■ What the exercise asks
Lift out each line of the data that holds "xlabel".

■ Source material
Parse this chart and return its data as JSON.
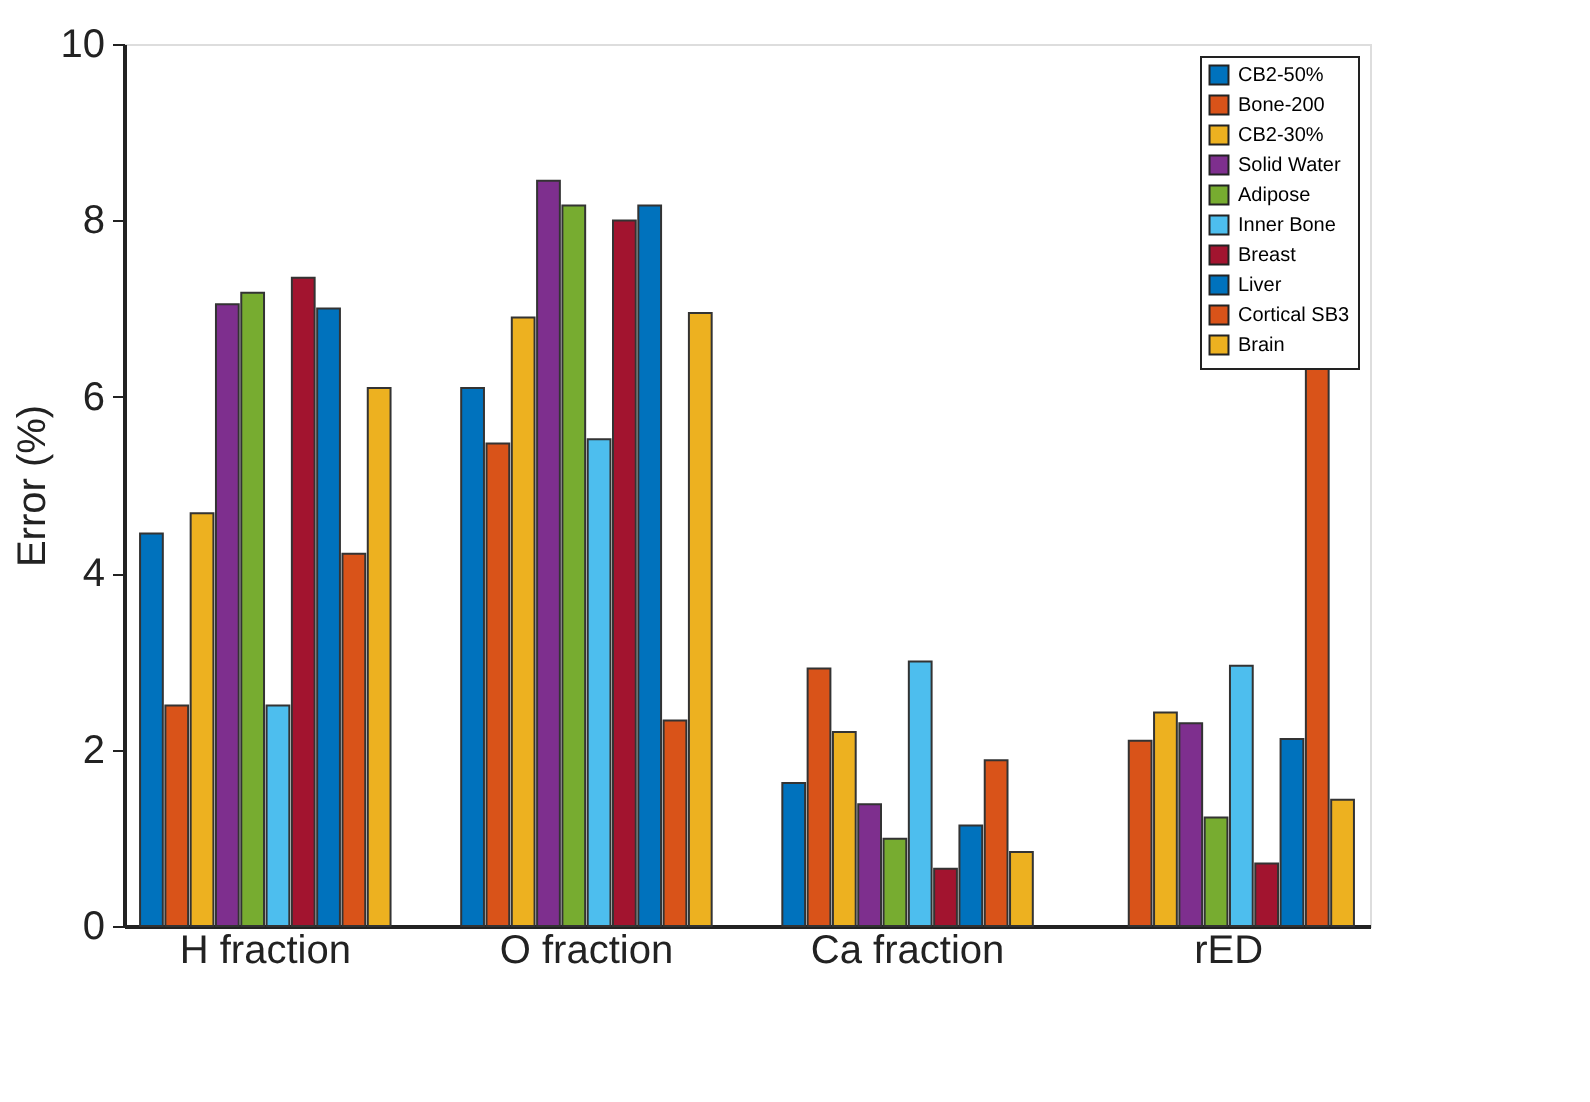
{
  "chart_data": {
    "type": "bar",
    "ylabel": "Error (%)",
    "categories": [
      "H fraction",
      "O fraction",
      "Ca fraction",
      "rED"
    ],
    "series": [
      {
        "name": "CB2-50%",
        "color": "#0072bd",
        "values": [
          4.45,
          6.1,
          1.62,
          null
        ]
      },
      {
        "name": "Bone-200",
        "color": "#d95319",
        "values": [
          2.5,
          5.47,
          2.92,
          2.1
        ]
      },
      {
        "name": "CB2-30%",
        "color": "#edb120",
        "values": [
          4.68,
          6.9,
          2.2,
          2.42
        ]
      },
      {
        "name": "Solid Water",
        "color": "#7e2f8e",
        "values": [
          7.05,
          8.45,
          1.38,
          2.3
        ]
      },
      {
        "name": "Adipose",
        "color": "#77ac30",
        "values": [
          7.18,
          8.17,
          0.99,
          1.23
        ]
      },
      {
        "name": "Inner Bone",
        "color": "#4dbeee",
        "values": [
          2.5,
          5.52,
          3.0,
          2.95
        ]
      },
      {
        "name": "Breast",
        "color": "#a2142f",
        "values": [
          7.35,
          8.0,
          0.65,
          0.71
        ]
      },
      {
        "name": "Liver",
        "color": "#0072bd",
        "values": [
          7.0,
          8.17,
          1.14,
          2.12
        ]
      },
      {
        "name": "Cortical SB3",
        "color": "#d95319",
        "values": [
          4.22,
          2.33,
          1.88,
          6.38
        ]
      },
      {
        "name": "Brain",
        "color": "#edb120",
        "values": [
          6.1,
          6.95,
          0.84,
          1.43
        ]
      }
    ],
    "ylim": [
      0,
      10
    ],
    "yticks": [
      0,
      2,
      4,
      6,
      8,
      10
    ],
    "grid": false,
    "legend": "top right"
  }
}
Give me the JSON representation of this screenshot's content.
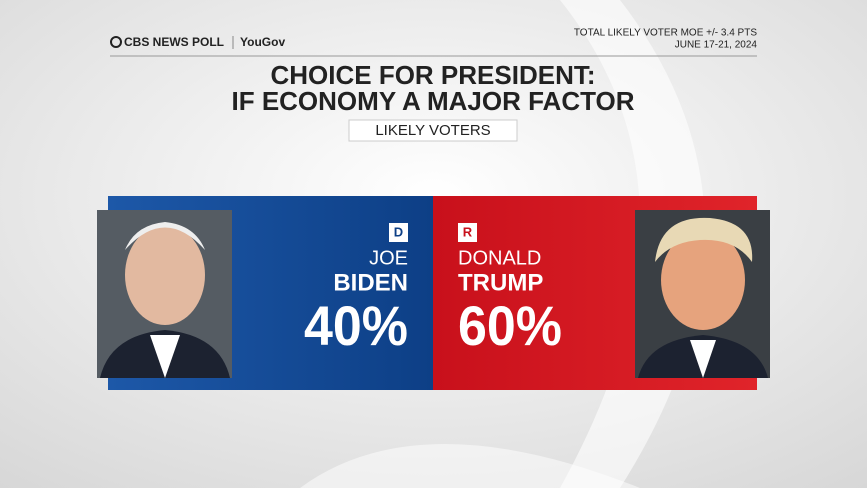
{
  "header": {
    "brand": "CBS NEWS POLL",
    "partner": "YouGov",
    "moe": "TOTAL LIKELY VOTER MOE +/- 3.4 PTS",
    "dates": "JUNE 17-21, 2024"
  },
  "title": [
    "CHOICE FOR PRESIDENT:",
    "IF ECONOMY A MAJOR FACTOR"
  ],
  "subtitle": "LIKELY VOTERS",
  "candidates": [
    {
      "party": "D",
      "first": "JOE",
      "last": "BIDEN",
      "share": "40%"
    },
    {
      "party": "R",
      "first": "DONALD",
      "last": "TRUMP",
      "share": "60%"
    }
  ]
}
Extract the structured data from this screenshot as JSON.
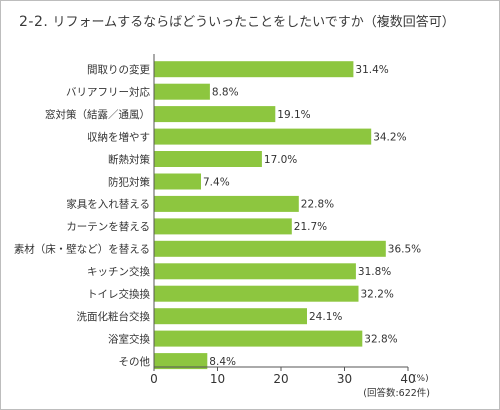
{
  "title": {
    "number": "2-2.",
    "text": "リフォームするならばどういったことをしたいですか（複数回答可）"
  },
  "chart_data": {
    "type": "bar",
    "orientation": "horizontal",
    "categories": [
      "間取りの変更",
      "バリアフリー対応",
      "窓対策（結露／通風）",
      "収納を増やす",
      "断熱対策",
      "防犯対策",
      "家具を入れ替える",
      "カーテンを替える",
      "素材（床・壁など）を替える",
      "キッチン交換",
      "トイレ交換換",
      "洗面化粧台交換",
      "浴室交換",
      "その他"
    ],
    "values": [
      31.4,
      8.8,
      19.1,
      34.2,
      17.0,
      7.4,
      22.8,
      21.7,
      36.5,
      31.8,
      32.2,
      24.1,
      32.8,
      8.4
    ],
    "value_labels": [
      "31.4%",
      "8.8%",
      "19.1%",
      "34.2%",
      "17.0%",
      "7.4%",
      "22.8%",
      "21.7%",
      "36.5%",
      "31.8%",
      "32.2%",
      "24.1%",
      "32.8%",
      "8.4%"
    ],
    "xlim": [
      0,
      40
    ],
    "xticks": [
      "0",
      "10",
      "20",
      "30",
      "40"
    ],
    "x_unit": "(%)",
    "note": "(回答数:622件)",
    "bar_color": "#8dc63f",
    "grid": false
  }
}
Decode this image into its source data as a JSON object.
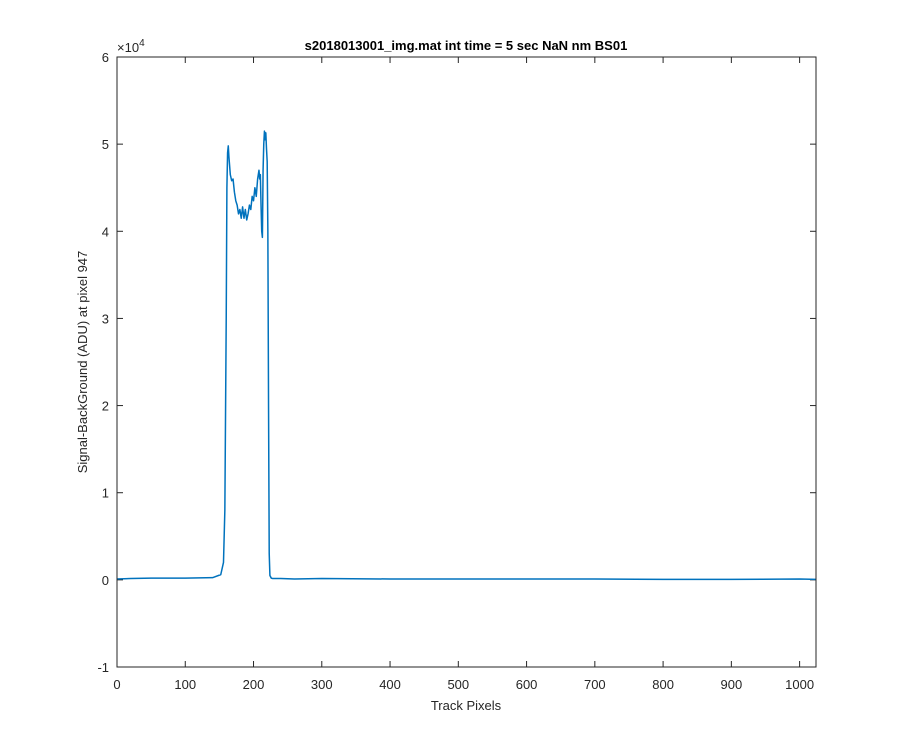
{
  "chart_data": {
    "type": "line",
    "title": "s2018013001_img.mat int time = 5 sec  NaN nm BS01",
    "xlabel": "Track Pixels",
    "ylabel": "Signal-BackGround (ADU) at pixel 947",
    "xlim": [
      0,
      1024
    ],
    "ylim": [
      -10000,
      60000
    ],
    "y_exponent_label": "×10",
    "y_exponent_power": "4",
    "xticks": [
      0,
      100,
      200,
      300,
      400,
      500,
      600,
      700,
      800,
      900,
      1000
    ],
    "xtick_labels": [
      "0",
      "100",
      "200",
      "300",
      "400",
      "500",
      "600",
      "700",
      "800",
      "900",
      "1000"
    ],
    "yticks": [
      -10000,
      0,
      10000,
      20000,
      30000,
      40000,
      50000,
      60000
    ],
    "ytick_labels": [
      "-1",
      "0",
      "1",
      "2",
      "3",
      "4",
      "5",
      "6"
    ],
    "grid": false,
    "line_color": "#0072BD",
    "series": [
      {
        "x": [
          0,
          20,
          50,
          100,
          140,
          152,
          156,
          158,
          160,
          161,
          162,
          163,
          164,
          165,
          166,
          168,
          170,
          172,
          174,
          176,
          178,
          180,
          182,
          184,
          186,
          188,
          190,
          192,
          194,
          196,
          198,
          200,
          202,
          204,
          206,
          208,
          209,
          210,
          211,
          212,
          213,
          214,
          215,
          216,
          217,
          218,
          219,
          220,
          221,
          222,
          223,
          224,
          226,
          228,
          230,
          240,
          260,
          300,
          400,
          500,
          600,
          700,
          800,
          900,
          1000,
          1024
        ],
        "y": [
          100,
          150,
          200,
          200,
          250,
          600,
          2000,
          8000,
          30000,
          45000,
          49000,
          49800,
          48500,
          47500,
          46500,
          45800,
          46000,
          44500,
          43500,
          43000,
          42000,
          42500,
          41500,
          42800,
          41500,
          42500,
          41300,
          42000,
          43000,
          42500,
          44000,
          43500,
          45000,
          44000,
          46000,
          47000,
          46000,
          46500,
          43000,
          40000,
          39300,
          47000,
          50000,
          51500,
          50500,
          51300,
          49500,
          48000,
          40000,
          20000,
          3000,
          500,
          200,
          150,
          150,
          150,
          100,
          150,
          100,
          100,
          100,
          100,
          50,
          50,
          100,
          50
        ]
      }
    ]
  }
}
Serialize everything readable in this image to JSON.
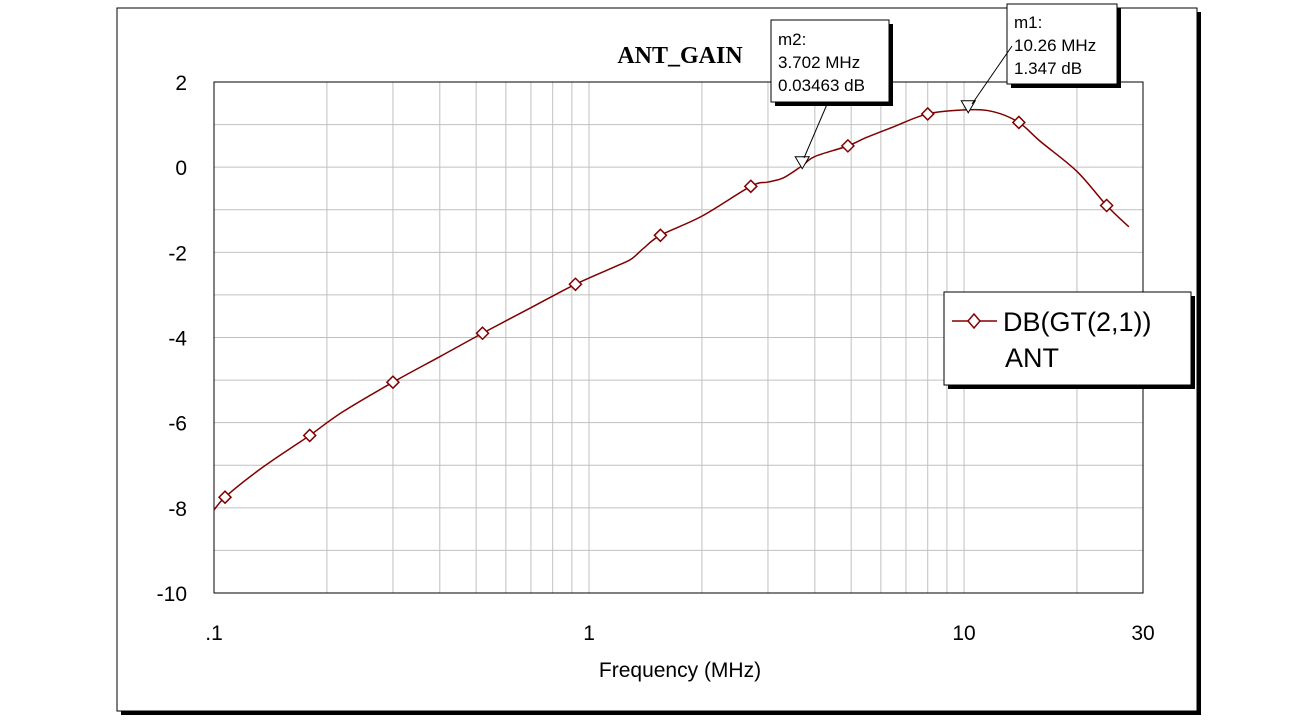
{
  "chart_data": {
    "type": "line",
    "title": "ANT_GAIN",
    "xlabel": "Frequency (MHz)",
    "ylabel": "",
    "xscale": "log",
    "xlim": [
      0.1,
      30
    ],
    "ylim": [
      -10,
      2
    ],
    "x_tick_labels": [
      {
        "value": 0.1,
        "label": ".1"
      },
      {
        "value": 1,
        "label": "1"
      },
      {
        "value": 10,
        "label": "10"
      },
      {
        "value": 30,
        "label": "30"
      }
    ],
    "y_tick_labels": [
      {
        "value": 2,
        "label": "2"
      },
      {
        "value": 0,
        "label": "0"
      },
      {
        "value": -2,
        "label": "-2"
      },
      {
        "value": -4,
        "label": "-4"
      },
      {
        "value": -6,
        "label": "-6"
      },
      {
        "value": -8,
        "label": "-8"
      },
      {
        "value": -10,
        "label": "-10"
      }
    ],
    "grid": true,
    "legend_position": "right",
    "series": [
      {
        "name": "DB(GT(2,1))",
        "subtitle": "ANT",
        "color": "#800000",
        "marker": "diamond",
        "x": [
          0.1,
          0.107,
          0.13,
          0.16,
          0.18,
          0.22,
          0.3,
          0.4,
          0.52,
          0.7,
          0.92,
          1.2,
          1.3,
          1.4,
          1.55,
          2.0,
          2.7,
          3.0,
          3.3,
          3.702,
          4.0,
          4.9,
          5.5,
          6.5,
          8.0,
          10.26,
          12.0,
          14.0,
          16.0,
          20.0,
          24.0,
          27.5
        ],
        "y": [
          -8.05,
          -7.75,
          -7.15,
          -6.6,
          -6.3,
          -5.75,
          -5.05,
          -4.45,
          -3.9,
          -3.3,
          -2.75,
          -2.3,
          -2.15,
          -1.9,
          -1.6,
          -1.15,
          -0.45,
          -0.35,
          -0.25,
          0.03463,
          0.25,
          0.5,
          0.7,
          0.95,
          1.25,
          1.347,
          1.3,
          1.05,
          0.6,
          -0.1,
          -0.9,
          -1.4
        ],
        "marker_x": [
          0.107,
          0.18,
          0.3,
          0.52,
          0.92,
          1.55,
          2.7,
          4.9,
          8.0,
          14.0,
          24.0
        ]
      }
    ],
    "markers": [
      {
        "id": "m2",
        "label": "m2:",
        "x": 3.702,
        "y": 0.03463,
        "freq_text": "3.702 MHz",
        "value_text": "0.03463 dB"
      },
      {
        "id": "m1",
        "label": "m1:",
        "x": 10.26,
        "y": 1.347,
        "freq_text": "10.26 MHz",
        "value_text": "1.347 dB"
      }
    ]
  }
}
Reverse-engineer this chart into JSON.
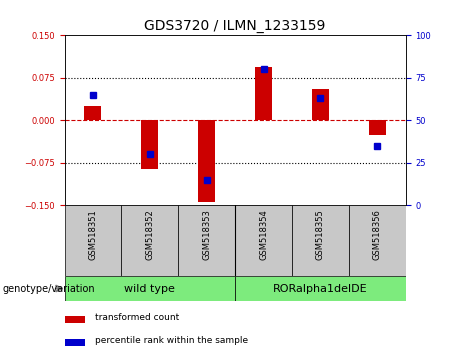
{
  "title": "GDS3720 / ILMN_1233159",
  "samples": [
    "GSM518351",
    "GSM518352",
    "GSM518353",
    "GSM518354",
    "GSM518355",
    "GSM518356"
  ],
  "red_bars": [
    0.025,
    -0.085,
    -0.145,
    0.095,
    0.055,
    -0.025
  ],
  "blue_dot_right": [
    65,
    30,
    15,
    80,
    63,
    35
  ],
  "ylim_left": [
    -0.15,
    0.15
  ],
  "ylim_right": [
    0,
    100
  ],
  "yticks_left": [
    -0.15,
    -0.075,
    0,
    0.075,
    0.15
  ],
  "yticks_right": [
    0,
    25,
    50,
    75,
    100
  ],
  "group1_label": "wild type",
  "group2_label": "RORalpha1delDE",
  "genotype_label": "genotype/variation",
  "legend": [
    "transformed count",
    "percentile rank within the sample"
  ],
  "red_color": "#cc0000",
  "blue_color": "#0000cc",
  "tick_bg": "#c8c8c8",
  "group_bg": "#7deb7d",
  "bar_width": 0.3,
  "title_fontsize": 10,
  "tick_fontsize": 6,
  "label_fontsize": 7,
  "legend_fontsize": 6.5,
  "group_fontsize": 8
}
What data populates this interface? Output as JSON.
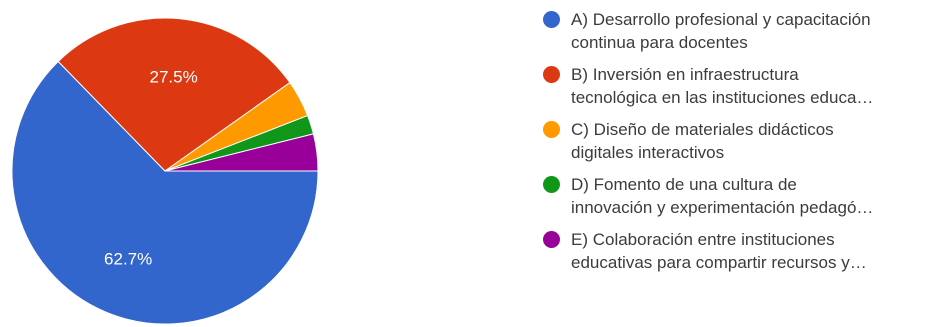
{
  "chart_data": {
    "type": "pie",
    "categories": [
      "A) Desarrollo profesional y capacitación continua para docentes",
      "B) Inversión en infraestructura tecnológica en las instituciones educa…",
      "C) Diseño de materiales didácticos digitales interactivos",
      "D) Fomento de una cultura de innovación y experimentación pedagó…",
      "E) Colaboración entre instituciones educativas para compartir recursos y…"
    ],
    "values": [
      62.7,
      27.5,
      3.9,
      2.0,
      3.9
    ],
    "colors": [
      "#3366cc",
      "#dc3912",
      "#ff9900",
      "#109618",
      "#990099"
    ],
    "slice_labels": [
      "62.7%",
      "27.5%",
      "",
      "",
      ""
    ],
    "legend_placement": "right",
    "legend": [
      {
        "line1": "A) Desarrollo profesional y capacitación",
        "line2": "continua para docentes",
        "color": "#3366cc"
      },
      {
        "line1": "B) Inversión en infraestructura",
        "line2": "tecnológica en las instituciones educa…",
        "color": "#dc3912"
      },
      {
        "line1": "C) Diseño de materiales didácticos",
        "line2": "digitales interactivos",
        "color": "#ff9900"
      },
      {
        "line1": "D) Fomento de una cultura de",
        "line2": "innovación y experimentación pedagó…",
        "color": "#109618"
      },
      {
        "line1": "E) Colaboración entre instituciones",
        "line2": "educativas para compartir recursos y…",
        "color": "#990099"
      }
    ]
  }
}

■ Written answer
    "xlabel": "Track Pixels",
    "xlabel": "Frequency (MHz)",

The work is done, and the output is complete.